***** Entries supplied *****

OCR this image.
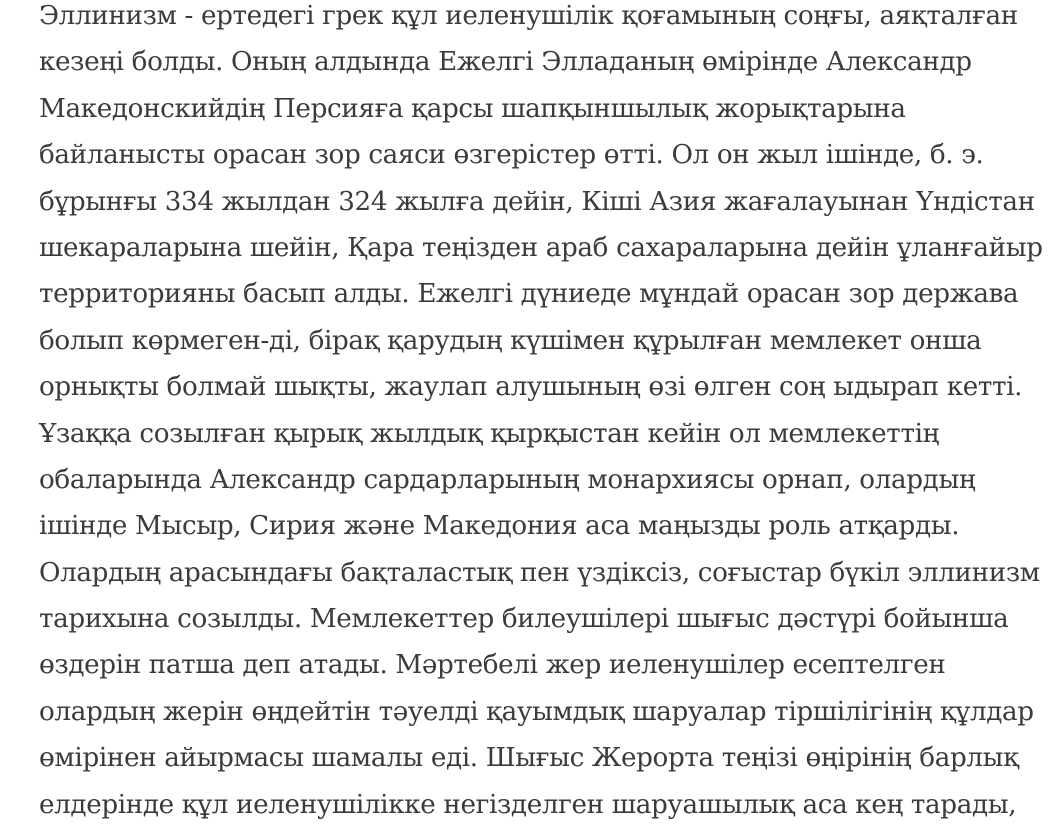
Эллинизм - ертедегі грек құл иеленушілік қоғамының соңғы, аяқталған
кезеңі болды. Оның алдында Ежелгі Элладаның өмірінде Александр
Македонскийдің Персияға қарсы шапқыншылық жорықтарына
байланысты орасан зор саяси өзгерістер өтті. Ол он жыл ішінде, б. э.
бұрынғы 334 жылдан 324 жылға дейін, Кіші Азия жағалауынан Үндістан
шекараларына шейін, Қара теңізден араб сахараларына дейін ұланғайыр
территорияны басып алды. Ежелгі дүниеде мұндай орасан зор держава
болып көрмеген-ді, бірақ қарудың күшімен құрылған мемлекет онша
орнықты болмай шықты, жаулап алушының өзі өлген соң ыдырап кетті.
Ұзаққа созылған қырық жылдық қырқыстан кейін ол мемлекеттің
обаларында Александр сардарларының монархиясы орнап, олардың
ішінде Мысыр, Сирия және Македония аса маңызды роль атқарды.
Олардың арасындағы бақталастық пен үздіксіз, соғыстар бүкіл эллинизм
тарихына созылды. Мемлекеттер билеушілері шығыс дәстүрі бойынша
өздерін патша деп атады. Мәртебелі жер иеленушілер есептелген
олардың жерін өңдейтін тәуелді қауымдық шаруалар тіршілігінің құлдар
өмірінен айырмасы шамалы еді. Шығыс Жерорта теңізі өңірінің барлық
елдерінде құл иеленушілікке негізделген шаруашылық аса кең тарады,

*****
***** Entries supplied *****

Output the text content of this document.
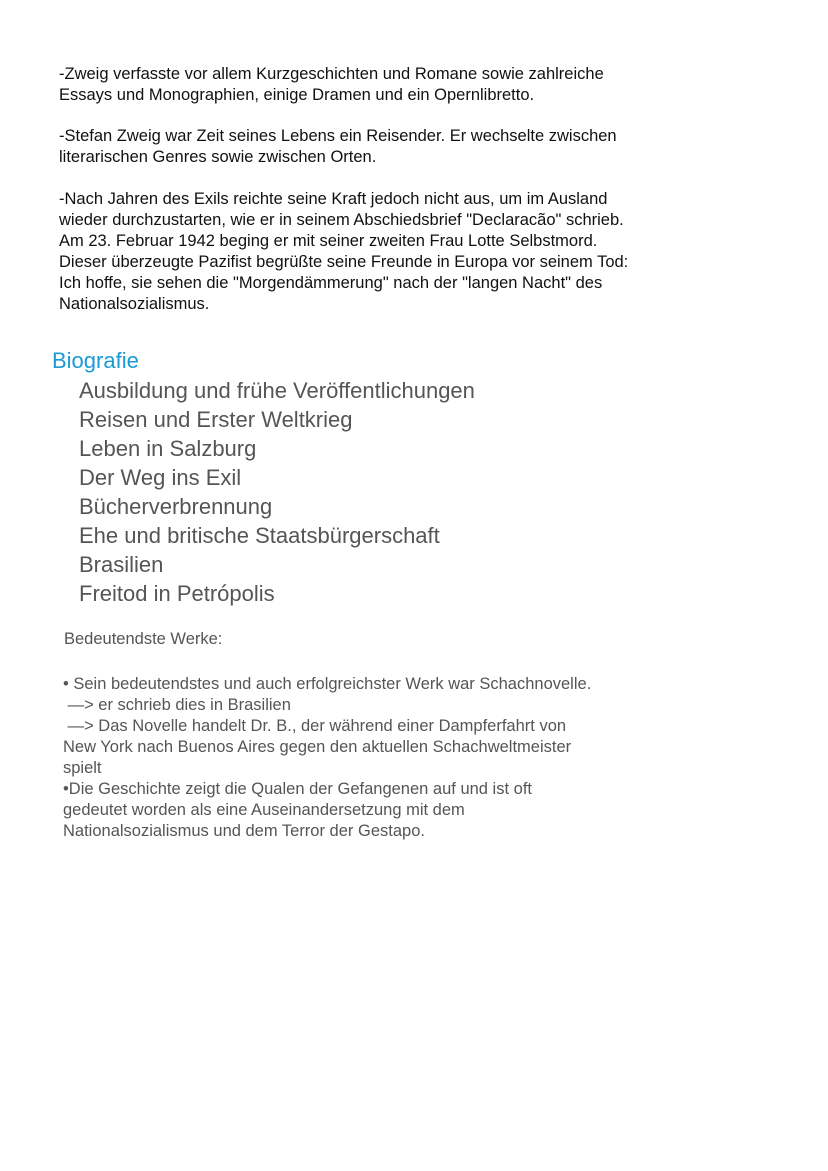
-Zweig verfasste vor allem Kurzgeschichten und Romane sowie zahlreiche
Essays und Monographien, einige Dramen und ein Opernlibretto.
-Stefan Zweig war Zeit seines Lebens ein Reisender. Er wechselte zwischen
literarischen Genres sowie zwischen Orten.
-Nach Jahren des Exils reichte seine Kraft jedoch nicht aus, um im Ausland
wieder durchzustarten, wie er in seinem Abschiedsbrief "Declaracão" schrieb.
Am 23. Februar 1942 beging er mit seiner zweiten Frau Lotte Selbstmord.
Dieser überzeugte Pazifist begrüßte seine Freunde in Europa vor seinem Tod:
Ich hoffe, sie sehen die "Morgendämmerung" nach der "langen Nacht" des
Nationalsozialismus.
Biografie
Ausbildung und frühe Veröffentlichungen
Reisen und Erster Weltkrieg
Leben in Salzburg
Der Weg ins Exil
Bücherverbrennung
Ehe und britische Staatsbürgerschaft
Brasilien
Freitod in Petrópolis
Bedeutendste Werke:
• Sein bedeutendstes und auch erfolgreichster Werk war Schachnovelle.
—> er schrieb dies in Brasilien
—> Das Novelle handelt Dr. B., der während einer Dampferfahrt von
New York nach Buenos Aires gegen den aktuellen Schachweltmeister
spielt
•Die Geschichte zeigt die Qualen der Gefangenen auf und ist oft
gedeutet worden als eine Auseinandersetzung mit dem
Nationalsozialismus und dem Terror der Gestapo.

*****

Exercise brief: In the entries above, find each line with the word "Nationalsozialismus" and show it.

Output below:
Nationalsozialismus.
Nationalsozialismus und dem Terror der Gestapo.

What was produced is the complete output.